◆ Tarea asignada 1 ◆
Según el testimonio sobre la foto del Día de las Madres, ¿qué siguió al momento en que ya no se pudo encontrar el latido de la bebé? Enuméralo todo.
◆ Tarea asignada 2 ◆
En el testimonio sobre la foto del Día de las Madres, ¿qué canción le habían pedido cantar a la autora la semana en que se tomó la foto?
◆ Tarea asignada 3 ◆
Prolonga el testimonio sobre la foto del Día de las Madres a partir de su última oración.
══ Texto de origen
Dicen que una imagen vale más que mil palabras. Si eso es cierto, esta imagen contiene mucho más de lo que jamás planifiqué contar.
Elijo compartir esta reflexión en el primer aniversario de la toma de esta foto, el Día de las Madres de 2025. Dejé la imagen en este post a propósito para que, cuando te invite a mirarla otra vez, puedas hacerlo. No, esto no es narcisismo. Se trata de un testimonio. Así que sigue leyendo; te prometo que llegaré a un punto.
Cuando miras la foto, ¿qué ves? Lo más probable es que no conozcas la historia detrás de ella. Pero hoy, me toca compartirla.
Cuando se tomó esa foto, yo debería haber estado a solo unas semanas de dar a luz a nuestra bebé, Rebekah. Mira de nuevo. Notarás algo de inmediato: no se me nota el embarazo.
Y esto es porque cinco meses antes, estuve a punto de perder la vida durante un aborto hemorrágico. Todo parecía estar bien; los resultados de su ADN eran perfectos. Estaba viviendo el embarazo más tranquilo y sin ansiedad que había tenido. Y luego, en un momento en que aún se siente irreal, ya no se pudo encontrar su latido. Lo que siguió fue una hemorragia incontrolable, una intervención de emergencia, una transfusión de sangre, una cirugía… y después, volver a casa para decirles a mis hijos que su hermanita nació en el cielo, pero no en la tierra. No existe un manual para este tipo de conversación.
La semana en que se tomó esta foto traía consigo su propio peso. Me habían pedido que cantara una de las canciones de adoración más poderosas que he conocido, «Declaro a Cristo». Un amigo, consciente de todo mi proceso, me dijo con ternura: “Es un llamado pesado”. Y tenía razón.
════
══ Entradas proporcionadas
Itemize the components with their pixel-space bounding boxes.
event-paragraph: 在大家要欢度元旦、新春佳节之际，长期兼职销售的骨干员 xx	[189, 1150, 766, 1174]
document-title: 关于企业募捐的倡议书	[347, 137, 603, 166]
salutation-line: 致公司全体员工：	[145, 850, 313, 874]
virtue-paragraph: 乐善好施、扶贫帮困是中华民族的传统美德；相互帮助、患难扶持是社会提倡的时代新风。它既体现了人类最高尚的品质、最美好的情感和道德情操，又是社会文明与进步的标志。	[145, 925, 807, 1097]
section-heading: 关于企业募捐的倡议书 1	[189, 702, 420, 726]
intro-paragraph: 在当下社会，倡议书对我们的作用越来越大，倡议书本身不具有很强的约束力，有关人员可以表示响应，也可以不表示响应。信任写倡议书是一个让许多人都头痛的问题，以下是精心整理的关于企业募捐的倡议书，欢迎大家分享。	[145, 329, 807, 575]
════
◆ Espacio de respuesta 1 ◆
- Una hemorragia incontrolable
- Una intervención de emergencia
- Una transfusión de sangre
- Una cirugía
- Volver a casa para decirles a sus hijos que su hermanita nació en el cielo, pero no en la tierra

◆ Espacio de respuesta 2 ◆
«Declaro a Cristo».

◆ Espacio de respuesta 3 ◆
Me encontré enfrentando muchas emociones al mismo tiempo: duelo, gratitud, confusión, obediencia. Sentí que Dios no me estaba pidiendo resolver esos sentimientos, sino reconocerlos. Permitirme que coexistieran.
Estaba profundamente agradecida por dos hijos sanos e increíbles que han superado todas las expectativas que los médicos, a la luz de sus diagnósticos de autismo y TDAH, pusieron en ellos. Estaba de duelo porque ese Día de las Madres debía haber caído en mi última semana de trabajo antes de tomar mi licencia de maternidad. Estaba quebrantada, pensando en las mujeres de la congregación que, en silencio, estaban cargadas de pérdidas similares, sin ser vistas. Y anhelaba respuestas que no tenía, con la esperanza de poder, de alguna manera, “cerrar el capítulo”.
Pero por primera vez en buen tiempo, no intenté cantar con mis propias fuerzas. No intenté explicarlo espiritualmente. Simplemente le dije a Dios la verdad: «Esto es difícil».
Al mismo tiempo, nuestra iglesia atravesaba una temporada profundamente delicada. La esposa de nuestro pastor, amada, fiel y profundamente apreciada, luchaba valientemente contra el cáncer. Había incertidumbre, oración colectiva y un dolor compartido que pesaba en el ambiente. Apenas unos días después de que se tomara esta foto, ella partió para estar con Jesús a los 47 años.
Fue una temporada marcada por duelo tras duelo. Ese día, de pie ahí, recuerdo haberme rendido en silencio. No con palabras pulidas. Solo una entrega santa. «Dios, no puedo hacer esto sola. Y no quiero hacerlo. Estoy quebrantada y me duele».
La Escritura nos dice: “El Señor está cerca de los quebrantados de corazón; rescata a los de espíritu destrozado”. Salmos 34:18 (NTV)
Desde entonces he aprendido algo sagrado. Cuando atravesamos una pérdida profunda, nuestro corazón nunca vuelve del todo a su forma original. Permanece sensible. Un poco fracturado. Pero, curiosamente, es ahí donde Dios decide habitar más de cerca. El quebrantamiento se convierte en el espacio donde Su presencia se siente más cercana, no porque el dolor sea bueno, sino porque Él es fiel.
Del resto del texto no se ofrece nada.